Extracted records
[BEGIN]

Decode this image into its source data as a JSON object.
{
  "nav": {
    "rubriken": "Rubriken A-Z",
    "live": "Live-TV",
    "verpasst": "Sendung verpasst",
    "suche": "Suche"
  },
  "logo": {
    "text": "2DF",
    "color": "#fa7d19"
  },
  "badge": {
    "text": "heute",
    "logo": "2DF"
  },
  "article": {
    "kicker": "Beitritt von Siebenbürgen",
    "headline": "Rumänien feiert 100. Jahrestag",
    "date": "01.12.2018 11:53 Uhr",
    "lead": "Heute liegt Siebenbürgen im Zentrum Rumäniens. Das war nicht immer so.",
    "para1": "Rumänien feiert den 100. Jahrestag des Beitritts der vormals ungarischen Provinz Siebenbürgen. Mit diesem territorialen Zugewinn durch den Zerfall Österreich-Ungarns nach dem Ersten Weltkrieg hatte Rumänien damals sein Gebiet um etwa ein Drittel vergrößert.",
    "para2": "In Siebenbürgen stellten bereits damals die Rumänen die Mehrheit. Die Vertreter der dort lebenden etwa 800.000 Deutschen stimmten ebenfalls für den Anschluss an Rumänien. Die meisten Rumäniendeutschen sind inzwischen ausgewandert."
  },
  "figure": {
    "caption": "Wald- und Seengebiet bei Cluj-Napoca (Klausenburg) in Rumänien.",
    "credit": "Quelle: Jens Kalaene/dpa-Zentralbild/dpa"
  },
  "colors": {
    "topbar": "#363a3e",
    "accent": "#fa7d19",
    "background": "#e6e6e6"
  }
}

[END]

Only lines holding the string "etwa" are wanted; gather each one from the entries above.

    "para1": "Rumänien feiert den 100. Jahrestag des Beitritts der vormals ungarischen Provinz Siebenbürgen. Mit diesem territorialen Zugewinn durch den Zerfall Österreich-Ungarns nach dem Ersten Weltkrieg hatte Rumänien damals sein Gebiet um etwa ein Drittel vergrößert.",
    "para2": "In Siebenbürgen stellten bereits damals die Rumänen die Mehrheit. Die Vertreter der dort lebenden etwa 800.000 Deutschen stimmten ebenfalls für den Anschluss an Rumänien. Die meisten Rumäniendeutschen sind inzwischen ausgewandert."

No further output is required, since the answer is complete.